### SELECTED PASSAGE
####################

One of the highlights of the last 12 to 18 months for me has been the growth and development of my PLN. You may have seen my post on Twitter use and how Tweet it is
in November. It has been a large part of my PLN growth. But wait, there's more...
Much of the core of my PLN exists because of some incredible real-life, face-to-face conferences. These are people I met first and connected with on Twitter later.
Have you been to an EdCamp?
EdCamp. That was a foreign word to me until about this time last year. Have you heard of it? If not, Google it. If so, I imagine you are already familiar with the amazing things that can happen at an EdCamp. Regardless of what group you fall into, please continue reading.
The neat thing about EdCamp is that everyone there gets to participate in deciding what the day will include. Sticky Notes rule the beginning the day and collaboration remains the theme of the day. EdCamp is an "unconference" and it can be fun trying to explain that to people.
I attended my first EdCamp last spring I connected with handful of wonderful people who encouraged me, inspired me, and led me to seek even great greatness. A couple of months later, I met with one of the people I met at my first EdCamp to discuss my transition into teaching technology and to continue navigating through some ideas I had. Additionally, I had a chance to continue to share some of what I was already doing. But, my best EdCamp experience was yet to come.
I attended another in the fall. Also, in the fall of 2015, I had the opportunity to present at CapCUE's TechFest. There, I again reconnected with one of my favorite CUE Rockstar teachers, Ryan O'Donnell. in fact, he and Brian Briggs (who I only really know from Twitter), gave me the opportunity to speak on camera as part of their regular Podcast, Check This Out. I saw Ryan again last week...at my best EdCamp so far.

####################

### PROBLEM STATEMENT
Set down, word for word, the part of the EdCamp post above starting with "I attended my" and going on through "EdCamp so far.".

####################

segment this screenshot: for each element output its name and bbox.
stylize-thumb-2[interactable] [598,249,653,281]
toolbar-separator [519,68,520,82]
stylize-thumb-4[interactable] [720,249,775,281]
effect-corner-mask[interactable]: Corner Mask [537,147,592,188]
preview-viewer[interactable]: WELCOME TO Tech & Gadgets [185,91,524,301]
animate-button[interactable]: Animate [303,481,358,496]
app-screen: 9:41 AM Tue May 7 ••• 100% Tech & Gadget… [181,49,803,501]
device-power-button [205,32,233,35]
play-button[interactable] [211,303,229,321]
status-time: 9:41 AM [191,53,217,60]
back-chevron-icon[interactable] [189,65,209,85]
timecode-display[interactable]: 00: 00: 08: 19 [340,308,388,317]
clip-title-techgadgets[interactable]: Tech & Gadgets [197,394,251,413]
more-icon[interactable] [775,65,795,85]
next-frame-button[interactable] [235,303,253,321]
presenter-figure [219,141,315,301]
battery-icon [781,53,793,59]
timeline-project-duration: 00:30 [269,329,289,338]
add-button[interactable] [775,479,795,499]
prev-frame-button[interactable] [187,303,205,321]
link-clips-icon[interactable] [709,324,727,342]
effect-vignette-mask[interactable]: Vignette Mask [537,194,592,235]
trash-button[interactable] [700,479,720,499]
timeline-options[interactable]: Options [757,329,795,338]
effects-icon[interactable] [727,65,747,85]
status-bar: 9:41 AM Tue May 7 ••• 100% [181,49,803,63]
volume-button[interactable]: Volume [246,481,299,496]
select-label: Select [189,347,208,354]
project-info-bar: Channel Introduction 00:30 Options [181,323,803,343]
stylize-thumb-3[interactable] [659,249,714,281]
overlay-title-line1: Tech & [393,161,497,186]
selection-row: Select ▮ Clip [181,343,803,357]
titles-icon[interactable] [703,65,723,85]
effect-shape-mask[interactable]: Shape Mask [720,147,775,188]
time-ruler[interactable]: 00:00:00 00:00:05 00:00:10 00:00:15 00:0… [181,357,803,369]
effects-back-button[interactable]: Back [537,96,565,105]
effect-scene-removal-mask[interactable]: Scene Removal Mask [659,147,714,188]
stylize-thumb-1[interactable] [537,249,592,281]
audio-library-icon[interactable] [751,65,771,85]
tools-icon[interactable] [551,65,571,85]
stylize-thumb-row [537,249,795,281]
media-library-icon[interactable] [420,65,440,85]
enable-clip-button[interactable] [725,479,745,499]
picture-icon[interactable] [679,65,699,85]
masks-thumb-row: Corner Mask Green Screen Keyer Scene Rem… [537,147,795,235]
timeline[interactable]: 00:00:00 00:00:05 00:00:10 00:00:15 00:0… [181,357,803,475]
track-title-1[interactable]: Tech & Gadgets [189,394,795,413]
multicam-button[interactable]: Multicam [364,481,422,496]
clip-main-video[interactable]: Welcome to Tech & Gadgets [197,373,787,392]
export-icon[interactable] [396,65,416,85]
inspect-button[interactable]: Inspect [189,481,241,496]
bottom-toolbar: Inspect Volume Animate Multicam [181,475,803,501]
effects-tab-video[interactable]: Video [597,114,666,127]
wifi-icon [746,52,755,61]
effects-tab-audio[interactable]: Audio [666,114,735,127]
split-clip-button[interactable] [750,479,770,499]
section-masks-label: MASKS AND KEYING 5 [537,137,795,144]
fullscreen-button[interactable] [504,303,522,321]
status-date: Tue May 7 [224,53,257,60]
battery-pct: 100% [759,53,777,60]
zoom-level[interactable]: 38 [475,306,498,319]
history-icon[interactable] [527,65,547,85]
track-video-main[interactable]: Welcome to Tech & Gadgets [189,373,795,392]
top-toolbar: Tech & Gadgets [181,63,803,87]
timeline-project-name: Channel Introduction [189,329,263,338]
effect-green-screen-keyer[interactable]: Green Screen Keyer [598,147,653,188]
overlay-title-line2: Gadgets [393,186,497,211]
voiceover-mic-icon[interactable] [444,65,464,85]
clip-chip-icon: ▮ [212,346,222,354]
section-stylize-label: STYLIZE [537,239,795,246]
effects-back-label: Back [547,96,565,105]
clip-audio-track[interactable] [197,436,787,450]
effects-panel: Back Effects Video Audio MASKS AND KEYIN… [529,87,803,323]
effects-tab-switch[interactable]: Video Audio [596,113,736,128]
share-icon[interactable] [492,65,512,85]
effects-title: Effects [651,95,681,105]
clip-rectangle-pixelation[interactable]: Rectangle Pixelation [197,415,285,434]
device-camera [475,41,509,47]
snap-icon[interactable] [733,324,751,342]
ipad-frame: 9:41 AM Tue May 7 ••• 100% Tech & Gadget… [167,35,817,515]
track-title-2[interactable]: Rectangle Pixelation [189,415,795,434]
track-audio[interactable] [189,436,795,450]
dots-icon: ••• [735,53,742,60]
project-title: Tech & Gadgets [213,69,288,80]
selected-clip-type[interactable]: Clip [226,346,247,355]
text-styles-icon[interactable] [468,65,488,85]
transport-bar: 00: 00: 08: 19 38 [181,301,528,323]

####################

### ANSWER AREA
I attended my first EdCamp last spring I connected with handful of wonderful people who encouraged me, inspired me, and led me to seek even great greatness. A couple of months later, I met with one of the people I met at my first EdCamp to discuss my transition into teaching technology and to continue navigating through some ideas I had. Additionally, I had a chance to continue to share some of what I was already doing. But, my best EdCamp experience was yet to come.
I attended another in the fall. Also, in the fall of 2015, I had the opportunity to present at CapCUE's TechFest. There, I again reconnected with one of my favorite CUE Rockstar teachers, Ryan O'Donnell. in fact, he and Brian Briggs (who I only really know from Twitter), gave me the opportunity to speak on camera as part of their regular Podcast, Check This Out. I saw Ryan again last week...at my best EdCamp so far.